Could you output each line of the data that follows exactly?

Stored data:
_ _ _ _ _

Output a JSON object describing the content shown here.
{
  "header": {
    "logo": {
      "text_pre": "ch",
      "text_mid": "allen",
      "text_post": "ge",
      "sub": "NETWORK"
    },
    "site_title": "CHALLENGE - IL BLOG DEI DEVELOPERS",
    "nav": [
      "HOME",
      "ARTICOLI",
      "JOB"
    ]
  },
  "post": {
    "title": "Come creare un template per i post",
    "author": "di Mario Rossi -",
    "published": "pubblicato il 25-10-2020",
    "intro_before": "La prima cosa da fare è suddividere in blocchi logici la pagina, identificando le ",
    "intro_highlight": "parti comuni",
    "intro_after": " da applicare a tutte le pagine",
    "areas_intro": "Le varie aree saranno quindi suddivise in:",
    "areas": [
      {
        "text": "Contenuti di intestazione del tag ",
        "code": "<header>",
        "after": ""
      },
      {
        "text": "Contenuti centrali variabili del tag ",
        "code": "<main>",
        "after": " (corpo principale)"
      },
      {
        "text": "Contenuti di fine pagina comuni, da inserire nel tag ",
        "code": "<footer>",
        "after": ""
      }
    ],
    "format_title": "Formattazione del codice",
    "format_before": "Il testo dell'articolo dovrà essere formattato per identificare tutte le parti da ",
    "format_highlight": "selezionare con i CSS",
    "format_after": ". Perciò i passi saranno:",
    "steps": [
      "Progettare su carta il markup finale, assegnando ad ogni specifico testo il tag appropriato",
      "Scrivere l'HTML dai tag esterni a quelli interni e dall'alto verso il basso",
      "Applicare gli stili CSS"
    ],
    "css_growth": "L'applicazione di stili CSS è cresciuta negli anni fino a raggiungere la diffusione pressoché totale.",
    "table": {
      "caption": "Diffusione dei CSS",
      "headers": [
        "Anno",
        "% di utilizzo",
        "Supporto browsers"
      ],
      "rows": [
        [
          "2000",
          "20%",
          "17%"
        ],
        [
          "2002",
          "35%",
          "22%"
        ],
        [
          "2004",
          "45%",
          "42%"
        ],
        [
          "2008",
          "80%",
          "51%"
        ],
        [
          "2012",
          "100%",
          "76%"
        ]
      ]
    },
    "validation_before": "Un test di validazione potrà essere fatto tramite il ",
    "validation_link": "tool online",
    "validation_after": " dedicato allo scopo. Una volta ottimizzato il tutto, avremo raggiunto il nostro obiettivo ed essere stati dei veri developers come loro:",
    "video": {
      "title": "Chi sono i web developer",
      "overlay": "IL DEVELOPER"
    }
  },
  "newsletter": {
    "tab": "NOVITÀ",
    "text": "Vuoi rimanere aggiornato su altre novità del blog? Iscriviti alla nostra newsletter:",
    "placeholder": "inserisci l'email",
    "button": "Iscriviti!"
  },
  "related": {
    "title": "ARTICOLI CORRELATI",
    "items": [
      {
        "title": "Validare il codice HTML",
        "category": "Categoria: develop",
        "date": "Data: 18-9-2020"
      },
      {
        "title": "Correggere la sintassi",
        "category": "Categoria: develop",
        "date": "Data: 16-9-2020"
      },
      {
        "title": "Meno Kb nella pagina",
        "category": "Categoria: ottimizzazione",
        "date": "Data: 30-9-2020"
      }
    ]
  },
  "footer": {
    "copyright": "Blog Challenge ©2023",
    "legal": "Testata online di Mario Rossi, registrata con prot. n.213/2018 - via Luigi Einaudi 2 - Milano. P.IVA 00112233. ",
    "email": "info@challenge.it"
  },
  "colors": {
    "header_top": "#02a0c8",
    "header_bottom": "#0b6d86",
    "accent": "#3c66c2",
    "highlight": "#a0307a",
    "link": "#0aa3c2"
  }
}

_ _ _ _ _

Result of this exercise:
Output a JSON object describing the content shown here.
{
  "header": {
    "logo": {
      "text_pre": "ch",
      "text_mid": "allen",
      "text_post": "ge",
      "sub": "NETWORK"
    },
    "site_title": "CHALLENGE - IL BLOG DEI DEVELOPERS",
    "nav": [
      "HOME",
      "ARTICOLI",
      "JOB"
    ]
  },
  "post": {
    "title": "Come creare un template per i post",
    "author": "di Mario Rossi -",
    "published": "pubblicato il 25-10-2020",
    "intro_before": "La prima cosa da fare è suddividere in blocchi logici la pagina, identificando le ",
    "intro_highlight": "parti comuni",
    "intro_after": " da applicare a tutte le pagine",
    "areas_intro": "Le varie aree saranno quindi suddivise in:",
    "areas": [
      {
        "text": "Contenuti di intestazione del tag ",
        "code": "<header>",
        "after": ""
      },
      {
        "text": "Contenuti centrali variabili del tag ",
        "code": "<main>",
        "after": " (corpo principale)"
      },
      {
        "text": "Contenuti di fine pagina comuni, da inserire nel tag ",
        "code": "<footer>",
        "after": ""
      }
    ],
    "format_title": "Formattazione del codice",
    "format_before": "Il testo dell'articolo dovrà essere formattato per identificare tutte le parti da ",
    "format_highlight": "selezionare con i CSS",
    "format_after": ". Perciò i passi saranno:",
    "steps": [
      "Progettare su carta il markup finale, assegnando ad ogni specifico testo il tag appropriato",
      "Scrivere l'HTML dai tag esterni a quelli interni e dall'alto verso il basso",
      "Applicare gli stili CSS"
    ],
    "css_growth": "L'applicazione di stili CSS è cresciuta negli anni fino a raggiungere la diffusione pressoché totale.",
    "table": {
      "caption": "Diffusione dei CSS",
      "headers": [
        "Anno",
        "% di utilizzo",
        "Supporto browsers"
      ],
      "rows": [
        [
          "2000",
          "20%",
          "17%"
        ],
        [
          "2002",
          "35%",
          "22%"
        ],
        [
          "2004",
          "45%",
          "42%"
        ],
        [
          "2008",
          "80%",
          "51%"
        ],
        [
          "2012",
          "100%",
          "76%"
        ]
      ]
    },
    "validation_before": "Un test di validazione potrà essere fatto tramite il ",
    "validation_link": "tool online",
    "validation_after": " dedicato allo scopo. Una volta ottimizzato il tutto, avremo raggiunto il nostro obiettivo ed essere stati dei veri developers come loro:",
    "video": {
      "title": "Chi sono i web developer",
      "overlay": "IL DEVELOPER"
    }
  },
  "newsletter": {
    "tab": "NOVITÀ",
    "text": "Vuoi rimanere aggiornato su altre novità del blog? Iscriviti alla nostra newsletter:",
    "placeholder": "inserisci l'email",
    "button": "Iscriviti!"
  },
  "related": {
    "title": "ARTICOLI CORRELATI",
    "items": [
      {
        "title": "Validare il codice HTML",
        "category": "Categoria: develop",
        "date": "Data: 18-9-2020"
      },
      {
        "title": "Correggere la sintassi",
        "category": "Categoria: develop",
        "date": "Data: 16-9-2020"
      },
      {
        "title": "Meno Kb nella pagina",
        "category": "Categoria: ottimizzazione",
        "date": "Data: 30-9-2020"
      }
    ]
  },
  "footer": {
    "copyright": "Blog Challenge ©2023",
    "legal": "Testata online di Mario Rossi, registrata con prot. n.213/2018 - via Luigi Einaudi 2 - Milano. P.IVA 00112233. ",
    "email": "info@challenge.it"
  },
  "colors": {
    "header_top": "#02a0c8",
    "header_bottom": "#0b6d86",
    "accent": "#3c66c2",
    "highlight": "#a0307a",
    "link": "#0aa3c2"
  }
}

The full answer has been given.